WHAT IS BEING ASKED:
Count the lines containing "label" in the entries underneath, and state that count without anything else.

○ ○ ○ ○ ○ ○ ○

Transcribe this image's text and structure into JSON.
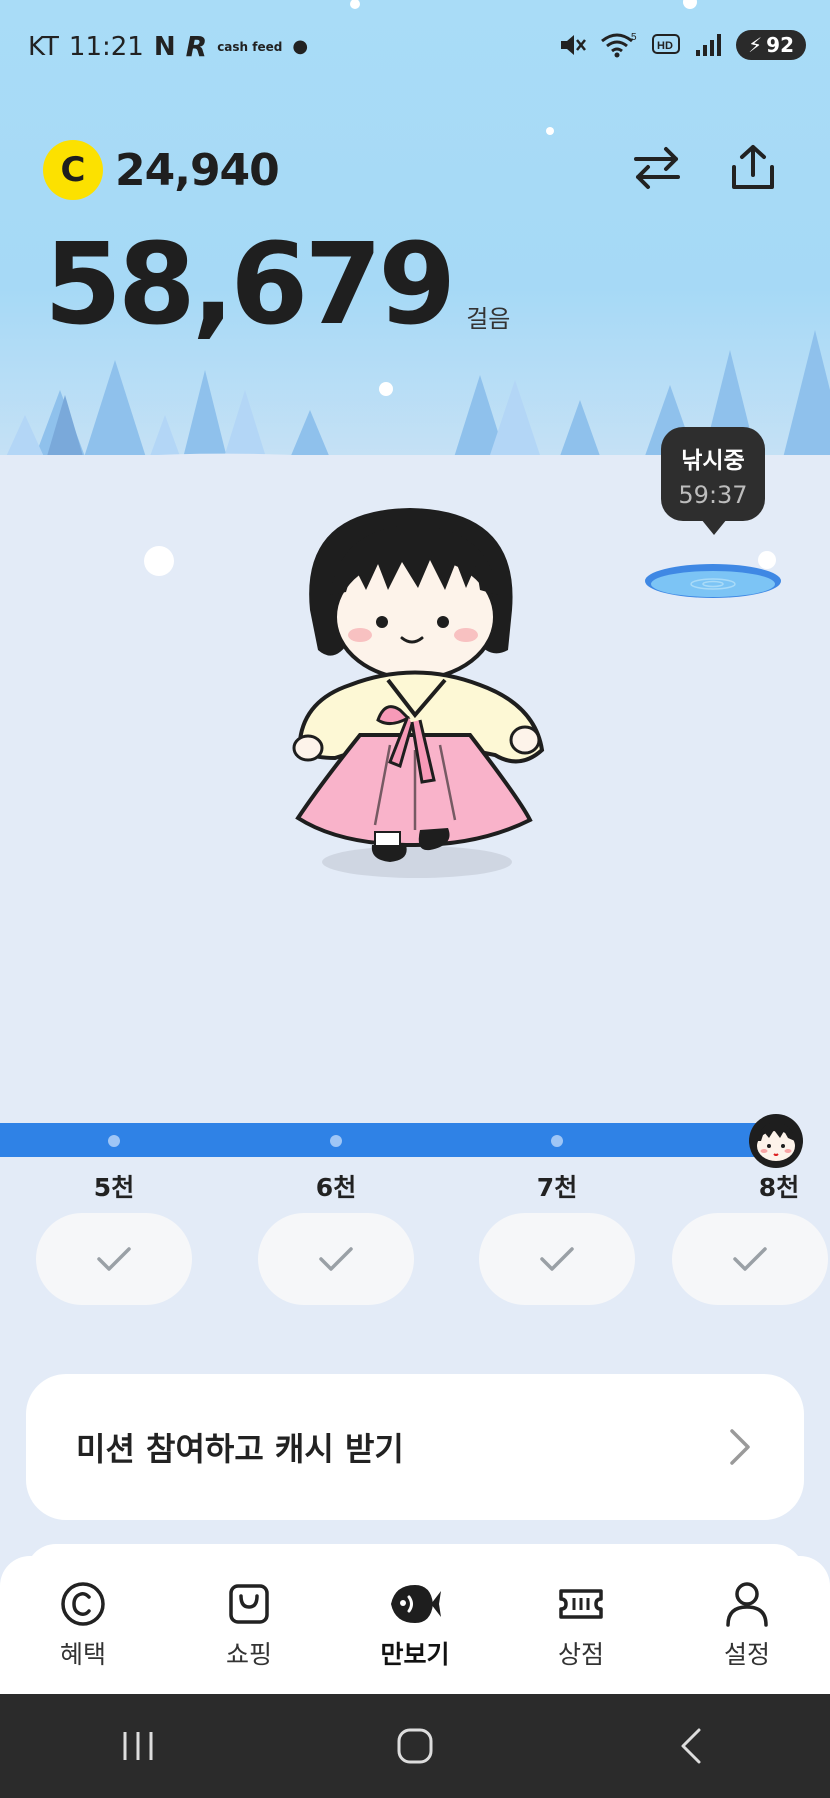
{
  "status_bar": {
    "carrier": "KT",
    "time": "11:21",
    "app_icons": [
      "N",
      "R",
      "cash feed"
    ],
    "battery_level": "92",
    "icons": [
      "mute-icon",
      "wifi-icon",
      "hd-icon",
      "signal-icon",
      "battery-icon"
    ]
  },
  "header": {
    "coin_symbol": "C",
    "coin_amount": "24,940",
    "steps": "58,679",
    "steps_unit": "걸음",
    "icons": [
      "exchange-icon",
      "share-icon"
    ]
  },
  "fishing": {
    "title": "낚시중",
    "timer": "59:37"
  },
  "progress": {
    "fraction": 1.0,
    "milestones": [
      {
        "label": "5천",
        "done": true
      },
      {
        "label": "6천",
        "done": true
      },
      {
        "label": "7천",
        "done": true
      },
      {
        "label": "8천",
        "done": true
      }
    ]
  },
  "mission": {
    "label": "미션 참여하고 캐시 받기"
  },
  "bottom_nav": {
    "items": [
      {
        "label": "혜택",
        "icon": "copyright-coin-icon",
        "active": false
      },
      {
        "label": "쇼핑",
        "icon": "shopping-bag-icon",
        "active": false
      },
      {
        "label": "만보기",
        "icon": "fish-icon",
        "active": true
      },
      {
        "label": "상점",
        "icon": "ticket-icon",
        "active": false
      },
      {
        "label": "설정",
        "icon": "person-icon",
        "active": false
      }
    ]
  },
  "colors": {
    "sky": "#a6d9f6",
    "field": "#e3ebf7",
    "progress": "#2f82e6",
    "coin": "#fce100"
  }
}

○ ○ ○ ○ ○ ○ ○

THE ANSWER:
10